### What to do
Reading the listing below, count the lines that contain the word "POLY" and give that count alone.

Data items:
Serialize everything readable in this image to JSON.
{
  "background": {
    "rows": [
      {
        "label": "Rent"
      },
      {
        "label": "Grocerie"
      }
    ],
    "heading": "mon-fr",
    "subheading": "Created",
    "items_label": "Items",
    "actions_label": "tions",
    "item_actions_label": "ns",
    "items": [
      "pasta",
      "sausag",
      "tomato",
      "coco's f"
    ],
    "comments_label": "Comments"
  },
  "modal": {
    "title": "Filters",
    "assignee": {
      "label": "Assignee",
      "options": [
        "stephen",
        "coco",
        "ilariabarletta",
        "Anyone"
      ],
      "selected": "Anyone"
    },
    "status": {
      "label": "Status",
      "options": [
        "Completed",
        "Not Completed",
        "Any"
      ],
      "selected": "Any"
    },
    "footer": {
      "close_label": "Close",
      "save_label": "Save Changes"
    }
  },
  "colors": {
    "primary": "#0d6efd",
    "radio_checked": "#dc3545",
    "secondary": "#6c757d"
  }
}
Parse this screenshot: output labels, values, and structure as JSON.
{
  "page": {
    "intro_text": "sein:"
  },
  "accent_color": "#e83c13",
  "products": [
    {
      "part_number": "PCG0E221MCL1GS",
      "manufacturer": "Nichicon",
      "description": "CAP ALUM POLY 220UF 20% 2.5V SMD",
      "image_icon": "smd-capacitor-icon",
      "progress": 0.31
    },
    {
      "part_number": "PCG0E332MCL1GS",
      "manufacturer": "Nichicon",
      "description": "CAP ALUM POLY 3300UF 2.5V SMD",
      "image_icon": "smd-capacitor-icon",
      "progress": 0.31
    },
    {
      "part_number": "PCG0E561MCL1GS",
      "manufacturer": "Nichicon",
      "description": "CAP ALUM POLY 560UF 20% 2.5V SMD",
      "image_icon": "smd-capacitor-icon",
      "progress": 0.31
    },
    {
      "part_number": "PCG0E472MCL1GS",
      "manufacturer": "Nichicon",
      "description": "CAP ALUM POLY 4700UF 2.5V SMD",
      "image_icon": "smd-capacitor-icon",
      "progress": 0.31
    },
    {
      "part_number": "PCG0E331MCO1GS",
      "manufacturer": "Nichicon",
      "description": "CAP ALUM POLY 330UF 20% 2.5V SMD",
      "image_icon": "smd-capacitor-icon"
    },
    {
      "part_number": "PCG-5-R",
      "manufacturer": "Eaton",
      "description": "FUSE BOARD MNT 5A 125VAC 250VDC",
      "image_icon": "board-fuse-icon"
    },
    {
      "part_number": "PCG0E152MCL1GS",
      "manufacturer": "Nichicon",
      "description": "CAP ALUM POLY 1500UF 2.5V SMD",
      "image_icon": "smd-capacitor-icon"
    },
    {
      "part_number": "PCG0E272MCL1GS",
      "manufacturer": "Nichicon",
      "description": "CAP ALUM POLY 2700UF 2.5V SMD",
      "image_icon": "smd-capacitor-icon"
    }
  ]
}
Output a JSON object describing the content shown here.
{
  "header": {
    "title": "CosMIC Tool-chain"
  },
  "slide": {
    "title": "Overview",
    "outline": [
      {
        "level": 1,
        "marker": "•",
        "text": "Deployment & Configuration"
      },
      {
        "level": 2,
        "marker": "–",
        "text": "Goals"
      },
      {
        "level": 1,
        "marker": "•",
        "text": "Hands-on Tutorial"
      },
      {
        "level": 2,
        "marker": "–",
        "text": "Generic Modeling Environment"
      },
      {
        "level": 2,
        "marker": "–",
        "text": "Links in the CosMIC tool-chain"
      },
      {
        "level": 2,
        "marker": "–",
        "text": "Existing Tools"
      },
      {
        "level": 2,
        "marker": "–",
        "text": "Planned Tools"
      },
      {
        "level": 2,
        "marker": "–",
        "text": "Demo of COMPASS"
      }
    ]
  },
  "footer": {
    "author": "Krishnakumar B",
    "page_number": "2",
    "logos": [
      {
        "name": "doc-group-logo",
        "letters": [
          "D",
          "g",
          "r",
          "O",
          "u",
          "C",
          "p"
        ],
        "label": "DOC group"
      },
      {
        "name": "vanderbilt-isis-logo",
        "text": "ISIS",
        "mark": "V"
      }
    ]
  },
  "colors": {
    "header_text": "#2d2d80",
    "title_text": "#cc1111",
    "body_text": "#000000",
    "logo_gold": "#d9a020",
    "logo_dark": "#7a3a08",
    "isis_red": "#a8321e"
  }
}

### Task output
7